Extracted material
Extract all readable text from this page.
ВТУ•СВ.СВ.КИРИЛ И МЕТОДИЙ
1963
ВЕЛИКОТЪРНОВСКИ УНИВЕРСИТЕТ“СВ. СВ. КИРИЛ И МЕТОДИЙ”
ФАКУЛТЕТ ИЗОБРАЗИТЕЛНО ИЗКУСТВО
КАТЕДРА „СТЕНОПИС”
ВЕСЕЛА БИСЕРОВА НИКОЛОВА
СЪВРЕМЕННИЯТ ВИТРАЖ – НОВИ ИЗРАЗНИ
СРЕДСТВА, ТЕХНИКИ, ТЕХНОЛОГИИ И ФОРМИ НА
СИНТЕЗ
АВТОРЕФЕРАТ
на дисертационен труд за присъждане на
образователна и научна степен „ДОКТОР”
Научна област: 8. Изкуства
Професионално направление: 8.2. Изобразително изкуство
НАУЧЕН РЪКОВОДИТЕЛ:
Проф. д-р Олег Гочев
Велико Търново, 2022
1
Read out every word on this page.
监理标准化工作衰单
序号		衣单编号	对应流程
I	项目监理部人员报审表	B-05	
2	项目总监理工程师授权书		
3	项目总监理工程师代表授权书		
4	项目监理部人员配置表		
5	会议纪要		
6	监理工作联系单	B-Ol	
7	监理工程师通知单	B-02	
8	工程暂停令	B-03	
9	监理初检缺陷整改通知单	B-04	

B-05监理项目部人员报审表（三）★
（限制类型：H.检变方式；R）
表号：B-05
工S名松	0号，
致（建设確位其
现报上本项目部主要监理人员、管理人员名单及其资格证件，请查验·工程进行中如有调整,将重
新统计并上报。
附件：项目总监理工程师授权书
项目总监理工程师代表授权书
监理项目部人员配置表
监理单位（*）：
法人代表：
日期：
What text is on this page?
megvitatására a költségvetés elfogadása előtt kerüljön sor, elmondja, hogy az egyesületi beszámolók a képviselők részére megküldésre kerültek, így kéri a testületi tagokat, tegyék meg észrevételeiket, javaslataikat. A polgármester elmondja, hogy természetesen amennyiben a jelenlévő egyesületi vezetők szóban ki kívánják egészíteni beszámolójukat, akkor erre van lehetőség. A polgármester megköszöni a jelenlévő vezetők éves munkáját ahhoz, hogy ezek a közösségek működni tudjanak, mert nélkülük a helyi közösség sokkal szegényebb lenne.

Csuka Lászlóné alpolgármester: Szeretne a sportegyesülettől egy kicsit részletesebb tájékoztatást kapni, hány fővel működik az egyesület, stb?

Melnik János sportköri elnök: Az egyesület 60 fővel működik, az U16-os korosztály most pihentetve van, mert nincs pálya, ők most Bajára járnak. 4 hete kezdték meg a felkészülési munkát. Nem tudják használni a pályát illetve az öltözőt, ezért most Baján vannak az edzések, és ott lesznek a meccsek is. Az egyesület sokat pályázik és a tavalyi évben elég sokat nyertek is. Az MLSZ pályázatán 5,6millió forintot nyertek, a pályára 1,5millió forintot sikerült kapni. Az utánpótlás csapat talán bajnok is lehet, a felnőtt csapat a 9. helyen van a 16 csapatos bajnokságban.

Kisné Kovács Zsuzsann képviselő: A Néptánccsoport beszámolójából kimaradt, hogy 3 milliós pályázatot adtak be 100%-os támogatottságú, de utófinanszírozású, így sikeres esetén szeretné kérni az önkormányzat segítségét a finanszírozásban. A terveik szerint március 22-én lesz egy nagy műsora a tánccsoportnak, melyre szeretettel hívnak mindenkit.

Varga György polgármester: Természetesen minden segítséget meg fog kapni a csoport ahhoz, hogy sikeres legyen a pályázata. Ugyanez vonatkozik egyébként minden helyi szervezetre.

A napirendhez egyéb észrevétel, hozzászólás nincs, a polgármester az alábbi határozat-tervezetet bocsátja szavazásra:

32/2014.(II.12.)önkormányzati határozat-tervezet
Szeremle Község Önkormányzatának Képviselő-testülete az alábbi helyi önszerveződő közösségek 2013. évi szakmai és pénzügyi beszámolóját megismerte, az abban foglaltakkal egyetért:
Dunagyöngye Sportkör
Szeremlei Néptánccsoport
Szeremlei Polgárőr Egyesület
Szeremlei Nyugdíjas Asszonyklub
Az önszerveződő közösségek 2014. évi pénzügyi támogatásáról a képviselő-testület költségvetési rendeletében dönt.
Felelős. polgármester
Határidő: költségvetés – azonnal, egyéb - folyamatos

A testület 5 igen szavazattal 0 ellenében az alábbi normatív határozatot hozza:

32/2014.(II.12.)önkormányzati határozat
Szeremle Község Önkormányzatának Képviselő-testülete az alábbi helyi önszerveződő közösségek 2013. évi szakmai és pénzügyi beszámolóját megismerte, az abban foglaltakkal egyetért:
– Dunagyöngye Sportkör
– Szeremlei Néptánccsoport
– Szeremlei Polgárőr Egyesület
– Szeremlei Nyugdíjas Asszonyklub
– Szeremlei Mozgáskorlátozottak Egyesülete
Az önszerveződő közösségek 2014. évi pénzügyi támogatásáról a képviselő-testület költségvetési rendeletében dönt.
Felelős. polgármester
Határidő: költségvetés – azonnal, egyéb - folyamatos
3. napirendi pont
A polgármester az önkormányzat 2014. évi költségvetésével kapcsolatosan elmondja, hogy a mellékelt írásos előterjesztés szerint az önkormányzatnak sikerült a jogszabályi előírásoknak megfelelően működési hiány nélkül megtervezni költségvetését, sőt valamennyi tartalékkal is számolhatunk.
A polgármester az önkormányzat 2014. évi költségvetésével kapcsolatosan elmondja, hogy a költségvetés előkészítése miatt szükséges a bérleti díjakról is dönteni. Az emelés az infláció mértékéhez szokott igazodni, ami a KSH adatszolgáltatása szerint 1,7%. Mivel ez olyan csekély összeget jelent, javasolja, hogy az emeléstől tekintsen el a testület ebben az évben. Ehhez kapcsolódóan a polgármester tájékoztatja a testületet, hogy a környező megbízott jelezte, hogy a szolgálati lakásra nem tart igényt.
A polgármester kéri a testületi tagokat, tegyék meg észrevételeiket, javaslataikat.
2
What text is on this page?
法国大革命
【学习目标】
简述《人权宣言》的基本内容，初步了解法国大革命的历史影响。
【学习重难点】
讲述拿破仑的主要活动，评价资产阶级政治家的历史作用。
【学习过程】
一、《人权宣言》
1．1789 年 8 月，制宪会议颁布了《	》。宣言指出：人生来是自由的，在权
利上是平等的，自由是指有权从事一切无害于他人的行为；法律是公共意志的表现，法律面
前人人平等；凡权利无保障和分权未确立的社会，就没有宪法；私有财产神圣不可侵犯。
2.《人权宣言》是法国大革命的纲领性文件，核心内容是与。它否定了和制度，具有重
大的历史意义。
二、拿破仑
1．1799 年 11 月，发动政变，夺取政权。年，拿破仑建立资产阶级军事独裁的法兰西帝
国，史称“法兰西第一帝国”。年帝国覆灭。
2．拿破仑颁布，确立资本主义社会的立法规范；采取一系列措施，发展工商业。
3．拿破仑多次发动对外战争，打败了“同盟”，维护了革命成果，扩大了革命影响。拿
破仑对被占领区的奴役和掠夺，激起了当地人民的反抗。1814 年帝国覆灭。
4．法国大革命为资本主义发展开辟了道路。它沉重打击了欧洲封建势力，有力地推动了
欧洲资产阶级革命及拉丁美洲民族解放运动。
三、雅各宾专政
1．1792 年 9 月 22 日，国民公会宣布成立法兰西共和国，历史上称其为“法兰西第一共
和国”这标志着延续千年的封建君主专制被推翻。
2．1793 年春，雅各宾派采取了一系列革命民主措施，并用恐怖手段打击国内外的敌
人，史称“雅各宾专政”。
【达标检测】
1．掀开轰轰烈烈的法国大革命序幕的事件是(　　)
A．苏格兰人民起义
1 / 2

What you are asked to do
Return every line of the material exactly.

Finished exercise
Extract all readable text from this page.
ВТУ•СВ.СВ.КИРИЛ И МЕТОДИЙ
1963
ВЕЛИКОТЪРНОВСКИ УНИВЕРСИТЕТ“СВ. СВ. КИРИЛ И МЕТОДИЙ”
ФАКУЛТЕТ ИЗОБРАЗИТЕЛНО ИЗКУСТВО
КАТЕДРА „СТЕНОПИС”
ВЕСЕЛА БИСЕРОВА НИКОЛОВА
СЪВРЕМЕННИЯТ ВИТРАЖ – НОВИ ИЗРАЗНИ
СРЕДСТВА, ТЕХНИКИ, ТЕХНОЛОГИИ И ФОРМИ НА
СИНТЕЗ
АВТОРЕФЕРАТ
на дисертационен труд за присъждане на
образователна и научна степен „ДОКТОР”
Научна област: 8. Изкуства
Професионално направление: 8.2. Изобразително изкуство
НАУЧЕН РЪКОВОДИТЕЛ:
Проф. д-р Олег Гочев
Велико Търново, 2022
1
Read out every word on this page.
监理标准化工作衰单
序号		衣单编号	对应流程
I	项目监理部人员报审表	B-05	
2	项目总监理工程师授权书		
3	项目总监理工程师代表授权书		
4	项目监理部人员配置表		
5	会议纪要		
6	监理工作联系单	B-Ol	
7	监理工程师通知单	B-02	
8	工程暂停令	B-03	
9	监理初检缺陷整改通知单	B-04	

B-05监理项目部人员报审表（三）★
（限制类型：H.检变方式；R）
表号：B-05
工S名松	0号，
致（建设確位其
现报上本项目部主要监理人员、管理人员名单及其资格证件，请查验·工程进行中如有调整,将重
新统计并上报。
附件：项目总监理工程师授权书
项目总监理工程师代表授权书
监理项目部人员配置表
监理单位（*）：
法人代表：
日期：
What text is on this page?
megvitatására a költségvetés elfogadása előtt kerüljön sor, elmondja, hogy az egyesületi beszámolók a képviselők részére megküldésre kerültek, így kéri a testületi tagokat, tegyék meg észrevételeiket, javaslataikat. A polgármester elmondja, hogy természetesen amennyiben a jelenlévő egyesületi vezetők szóban ki kívánják egészíteni beszámolójukat, akkor erre van lehetőség. A polgármester megköszöni a jelenlévő vezetők éves munkáját ahhoz, hogy ezek a közösségek működni tudjanak, mert nélkülük a helyi közösség sokkal szegényebb lenne.

Csuka Lászlóné alpolgármester: Szeretne a sportegyesülettől egy kicsit részletesebb tájékoztatást kapni, hány fővel működik az egyesület, stb?

Melnik János sportköri elnök: Az egyesület 60 fővel működik, az U16-os korosztály most pihentetve van, mert nincs pálya, ők most Bajára járnak. 4 hete kezdték meg a felkészülési munkát. Nem tudják használni a pályát illetve az öltözőt, ezért most Baján vannak az edzések, és ott lesznek a meccsek is. Az egyesület sokat pályázik és a tavalyi évben elég sokat nyertek is. Az MLSZ pályázatán 5,6millió forintot nyertek, a pályára 1,5millió forintot sikerült kapni. Az utánpótlás csapat talán bajnok is lehet, a felnőtt csapat a 9. helyen van a 16 csapatos bajnokságban.

Kisné Kovács Zsuzsann képviselő: A Néptánccsoport beszámolójából kimaradt, hogy 3 milliós pályázatot adtak be 100%-os támogatottságú, de utófinanszírozású, így sikeres esetén szeretné kérni az önkormányzat segítségét a finanszírozásban. A terveik szerint március 22-én lesz egy nagy műsora a tánccsoportnak, melyre szeretettel hívnak mindenkit.

Varga György polgármester: Természetesen minden segítséget meg fog kapni a csoport ahhoz, hogy sikeres legyen a pályázata. Ugyanez vonatkozik egyébként minden helyi szervezetre.

A napirendhez egyéb észrevétel, hozzászólás nincs, a polgármester az alábbi határozat-tervezetet bocsátja szavazásra:

32/2014.(II.12.)önkormányzati határozat-tervezet
Szeremle Község Önkormányzatának Képviselő-testülete az alábbi helyi önszerveződő közösségek 2013. évi szakmai és pénzügyi beszámolóját megismerte, az abban foglaltakkal egyetért:
Dunagyöngye Sportkör
Szeremlei Néptánccsoport
Szeremlei Polgárőr Egyesület
Szeremlei Nyugdíjas Asszonyklub
Az önszerveződő közösségek 2014. évi pénzügyi támogatásáról a képviselő-testület költségvetési rendeletében dönt.
Felelős. polgármester
Határidő: költségvetés – azonnal, egyéb - folyamatos

A testület 5 igen szavazattal 0 ellenében az alábbi normatív határozatot hozza:

32/2014.(II.12.)önkormányzati határozat
Szeremle Község Önkormányzatának Képviselő-testülete az alábbi helyi önszerveződő közösségek 2013. évi szakmai és pénzügyi beszámolóját megismerte, az abban foglaltakkal egyetért:
– Dunagyöngye Sportkör
– Szeremlei Néptánccsoport
– Szeremlei Polgárőr Egyesület
– Szeremlei Nyugdíjas Asszonyklub
– Szeremlei Mozgáskorlátozottak Egyesülete
Az önszerveződő közösségek 2014. évi pénzügyi támogatásáról a képviselő-testület költségvetési rendeletében dönt.
Felelős. polgármester
Határidő: költségvetés – azonnal, egyéb - folyamatos
3. napirendi pont
A polgármester az önkormányzat 2014. évi költségvetésével kapcsolatosan elmondja, hogy a mellékelt írásos előterjesztés szerint az önkormányzatnak sikerült a jogszabályi előírásoknak megfelelően működési hiány nélkül megtervezni költségvetését, sőt valamennyi tartalékkal is számolhatunk.
A polgármester az önkormányzat 2014. évi költségvetésével kapcsolatosan elmondja, hogy a költségvetés előkészítése miatt szükséges a bérleti díjakról is dönteni. Az emelés az infláció mértékéhez szokott igazodni, ami a KSH adatszolgáltatása szerint 1,7%. Mivel ez olyan csekély összeget jelent, javasolja, hogy az emeléstől tekintsen el a testület ebben az évben. Ehhez kapcsolódóan a polgármester tájékoztatja a testületet, hogy a környező megbízott jelezte, hogy a szolgálati lakásra nem tart igényt.
A polgármester kéri a testületi tagokat, tegyék meg észrevételeiket, javaslataikat.
2
What text is on this page?
法国大革命
【学习目标】
简述《人权宣言》的基本内容，初步了解法国大革命的历史影响。
【学习重难点】
讲述拿破仑的主要活动，评价资产阶级政治家的历史作用。
【学习过程】
一、《人权宣言》
1．1789 年 8 月，制宪会议颁布了《	》。宣言指出：人生来是自由的，在权
利上是平等的，自由是指有权从事一切无害于他人的行为；法律是公共意志的表现，法律面
前人人平等；凡权利无保障和分权未确立的社会，就没有宪法；私有财产神圣不可侵犯。
2.《人权宣言》是法国大革命的纲领性文件，核心内容是与。它否定了和制度，具有重
大的历史意义。
二、拿破仑
1．1799 年 11 月，发动政变，夺取政权。年，拿破仑建立资产阶级军事独裁的法兰西帝
国，史称“法兰西第一帝国”。年帝国覆灭。
2．拿破仑颁布，确立资本主义社会的立法规范；采取一系列措施，发展工商业。
3．拿破仑多次发动对外战争，打败了“同盟”，维护了革命成果，扩大了革命影响。拿
破仑对被占领区的奴役和掠夺，激起了当地人民的反抗。1814 年帝国覆灭。
4．法国大革命为资本主义发展开辟了道路。它沉重打击了欧洲封建势力，有力地推动了
欧洲资产阶级革命及拉丁美洲民族解放运动。
三、雅各宾专政
1．1792 年 9 月 22 日，国民公会宣布成立法兰西共和国，历史上称其为“法兰西第一共
和国”这标志着延续千年的封建君主专制被推翻。
2．1793 年春，雅各宾派采取了一系列革命民主措施，并用恐怖手段打击国内外的敌
人，史称“雅各宾专政”。
【达标检测】
1．掀开轰轰烈烈的法国大革命序幕的事件是(　　)
A．苏格兰人民起义
1 / 2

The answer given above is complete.